[START]

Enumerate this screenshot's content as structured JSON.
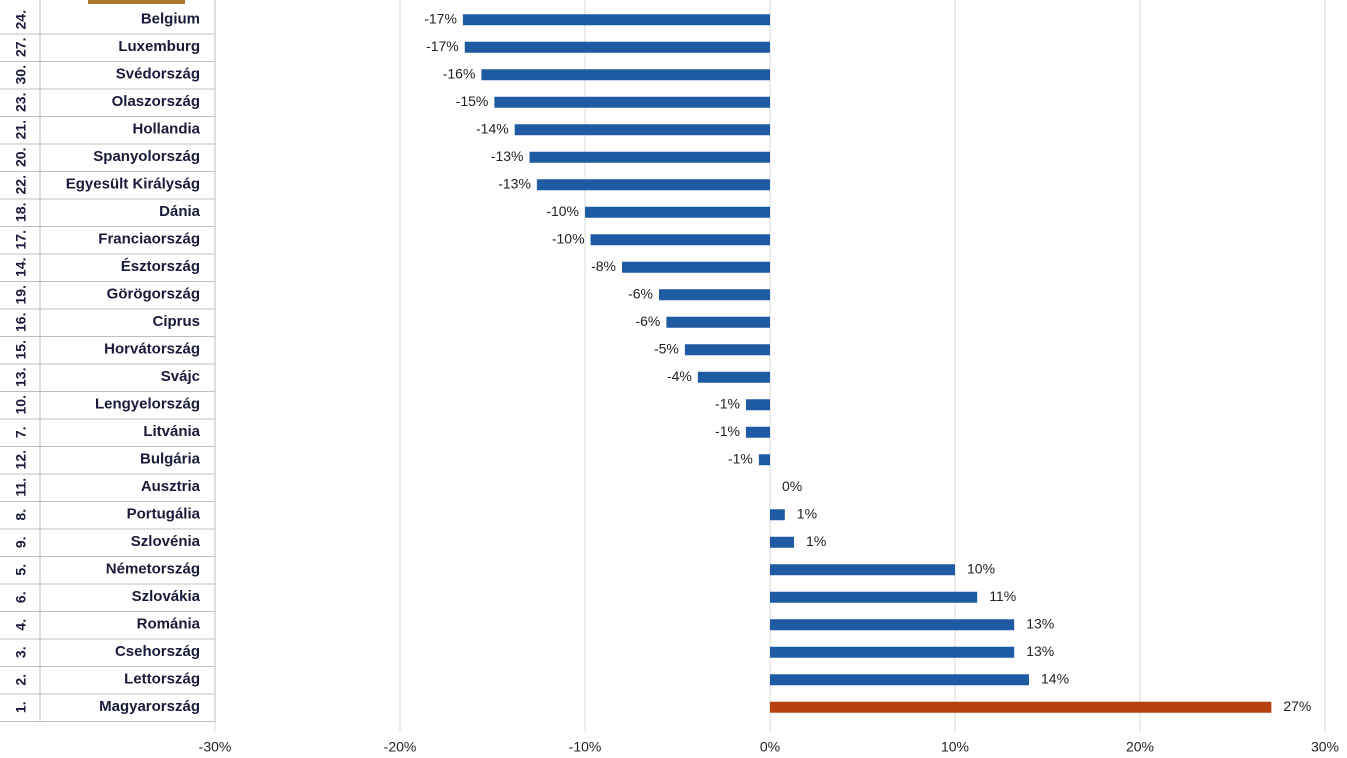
{
  "chart_data": {
    "type": "hbar",
    "ranks": [
      "24.",
      "27.",
      "30.",
      "23.",
      "21.",
      "20.",
      "22.",
      "18.",
      "17.",
      "14.",
      "19.",
      "16.",
      "15.",
      "13.",
      "10.",
      "7.",
      "12.",
      "11.",
      "8.",
      "9.",
      "5.",
      "6.",
      "4.",
      "3.",
      "2.",
      "1."
    ],
    "categories": [
      "Belgium",
      "Luxemburg",
      "Svédország",
      "Olaszország",
      "Hollandia",
      "Spanyolország",
      "Egyesült Királyság",
      "Dánia",
      "Franciaország",
      "Észtország",
      "Görögország",
      "Ciprus",
      "Horvátország",
      "Svájc",
      "Lengyelország",
      "Litvánia",
      "Bulgária",
      "Ausztria",
      "Portugália",
      "Szlovénia",
      "Németország",
      "Szlovákia",
      "Románia",
      "Csehország",
      "Lettország",
      "Magyarország"
    ],
    "values": [
      -16.6,
      -16.5,
      -15.6,
      -14.9,
      -13.8,
      -13.0,
      -12.6,
      -10.0,
      -9.7,
      -8.0,
      -6.0,
      -5.6,
      -4.6,
      -3.9,
      -1.3,
      -1.3,
      -0.6,
      0,
      0.8,
      1.3,
      10.0,
      11.2,
      13.2,
      13.2,
      14.0,
      27.1
    ],
    "value_labels": [
      "-17%",
      "-17%",
      "-16%",
      "-15%",
      "-14%",
      "-13%",
      "-13%",
      "-10%",
      "-10%",
      "-8%",
      "-6%",
      "-6%",
      "-5%",
      "-4%",
      "-1%",
      "-1%",
      "-1%",
      "0%",
      "1%",
      "1%",
      "10%",
      "11%",
      "13%",
      "13%",
      "14%",
      "27%"
    ],
    "colors": [
      "#1f5ba3",
      "#1f5ba3",
      "#1f5ba3",
      "#1f5ba3",
      "#1f5ba3",
      "#1f5ba3",
      "#1f5ba3",
      "#1f5ba3",
      "#1f5ba3",
      "#1f5ba3",
      "#1f5ba3",
      "#1f5ba3",
      "#1f5ba3",
      "#1f5ba3",
      "#1f5ba3",
      "#1f5ba3",
      "#1f5ba3",
      "#1f5ba3",
      "#1f5ba3",
      "#1f5ba3",
      "#1f5ba3",
      "#1f5ba3",
      "#1f5ba3",
      "#1f5ba3",
      "#1f5ba3",
      "#b5420e"
    ],
    "xlim": [
      -30,
      30
    ],
    "xticks": [
      {
        "value": -30,
        "label": "-30%"
      },
      {
        "value": -20,
        "label": "-20%"
      },
      {
        "value": -10,
        "label": "-10%"
      },
      {
        "value": 0,
        "label": "0%"
      },
      {
        "value": 10,
        "label": "10%"
      },
      {
        "value": 20,
        "label": "20%"
      },
      {
        "value": 30,
        "label": "30%"
      }
    ],
    "grid": true
  }
}
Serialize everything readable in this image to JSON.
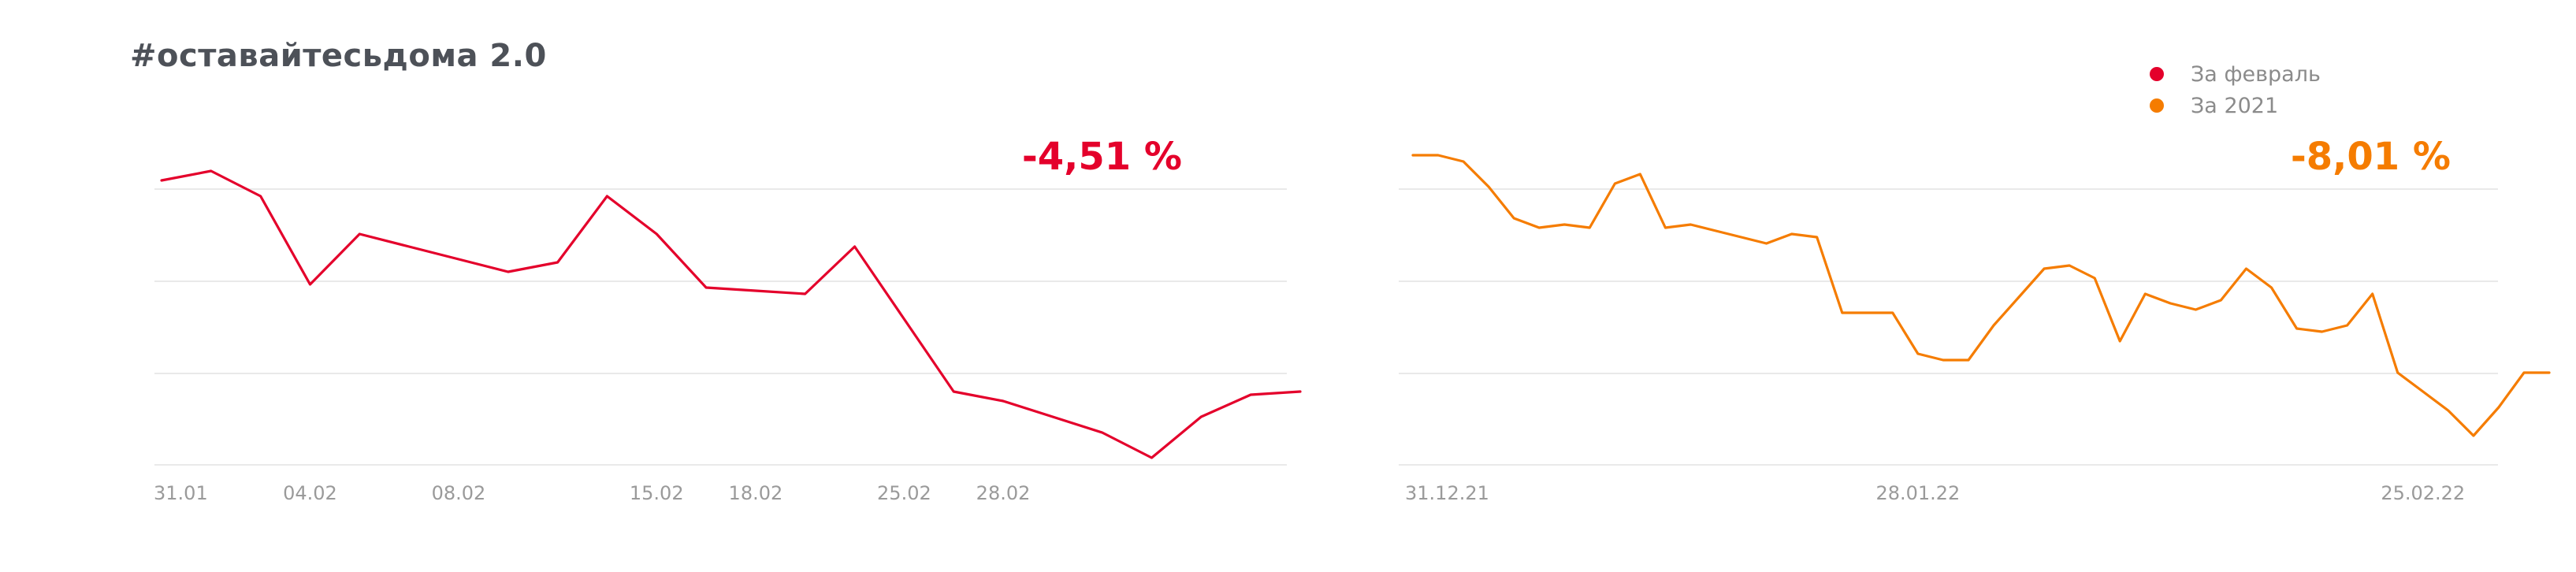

[END]

- **TASK DIRECTIONS**
Without including the pictures, reproduce all entries exactly.

- **SOLUTION FOR THIS TASK**
Enumerate this screenshot's content as structured JSON.
{
  "chart_data": {
    "type": "hbar",
    "ranks": [
      "24.",
      "27.",
      "30.",
      "23.",
      "21.",
      "20.",
      "22.",
      "18.",
      "17.",
      "14.",
      "19.",
      "16.",
      "15.",
      "13.",
      "10.",
      "7.",
      "12.",
      "11.",
      "8.",
      "9.",
      "5.",
      "6.",
      "4.",
      "3.",
      "2.",
      "1."
    ],
    "categories": [
      "Belgium",
      "Luxemburg",
      "Svédország",
      "Olaszország",
      "Hollandia",
      "Spanyolország",
      "Egyesült Királyság",
      "Dánia",
      "Franciaország",
      "Észtország",
      "Görögország",
      "Ciprus",
      "Horvátország",
      "Svájc",
      "Lengyelország",
      "Litvánia",
      "Bulgária",
      "Ausztria",
      "Portugália",
      "Szlovénia",
      "Németország",
      "Szlovákia",
      "Románia",
      "Csehország",
      "Lettország",
      "Magyarország"
    ],
    "values": [
      -16.6,
      -16.5,
      -15.6,
      -14.9,
      -13.8,
      -13.0,
      -12.6,
      -10.0,
      -9.7,
      -8.0,
      -6.0,
      -5.6,
      -4.6,
      -3.9,
      -1.3,
      -1.3,
      -0.6,
      0,
      0.8,
      1.3,
      10.0,
      11.2,
      13.2,
      13.2,
      14.0,
      27.1
    ],
    "value_labels": [
      "-17%",
      "-17%",
      "-16%",
      "-15%",
      "-14%",
      "-13%",
      "-13%",
      "-10%",
      "-10%",
      "-8%",
      "-6%",
      "-6%",
      "-5%",
      "-4%",
      "-1%",
      "-1%",
      "-1%",
      "0%",
      "1%",
      "1%",
      "10%",
      "11%",
      "13%",
      "13%",
      "14%",
      "27%"
    ],
    "colors": [
      "#1f5ba3",
      "#1f5ba3",
      "#1f5ba3",
      "#1f5ba3",
      "#1f5ba3",
      "#1f5ba3",
      "#1f5ba3",
      "#1f5ba3",
      "#1f5ba3",
      "#1f5ba3",
      "#1f5ba3",
      "#1f5ba3",
      "#1f5ba3",
      "#1f5ba3",
      "#1f5ba3",
      "#1f5ba3",
      "#1f5ba3",
      "#1f5ba3",
      "#1f5ba3",
      "#1f5ba3",
      "#1f5ba3",
      "#1f5ba3",
      "#1f5ba3",
      "#1f5ba3",
      "#1f5ba3",
      "#b5420e"
    ],
    "xlim": [
      -30,
      30
    ],
    "xticks": [
      {
        "value": -30,
        "label": "-30%"
      },
      {
        "value": -20,
        "label": "-20%"
      },
      {
        "value": -10,
        "label": "-10%"
      },
      {
        "value": 0,
        "label": "0%"
      },
      {
        "value": 10,
        "label": "10%"
      },
      {
        "value": 20,
        "label": "20%"
      },
      {
        "value": 30,
        "label": "30%"
      }
    ],
    "grid": true
  }
}
Serialize everything readable in this image to JSON.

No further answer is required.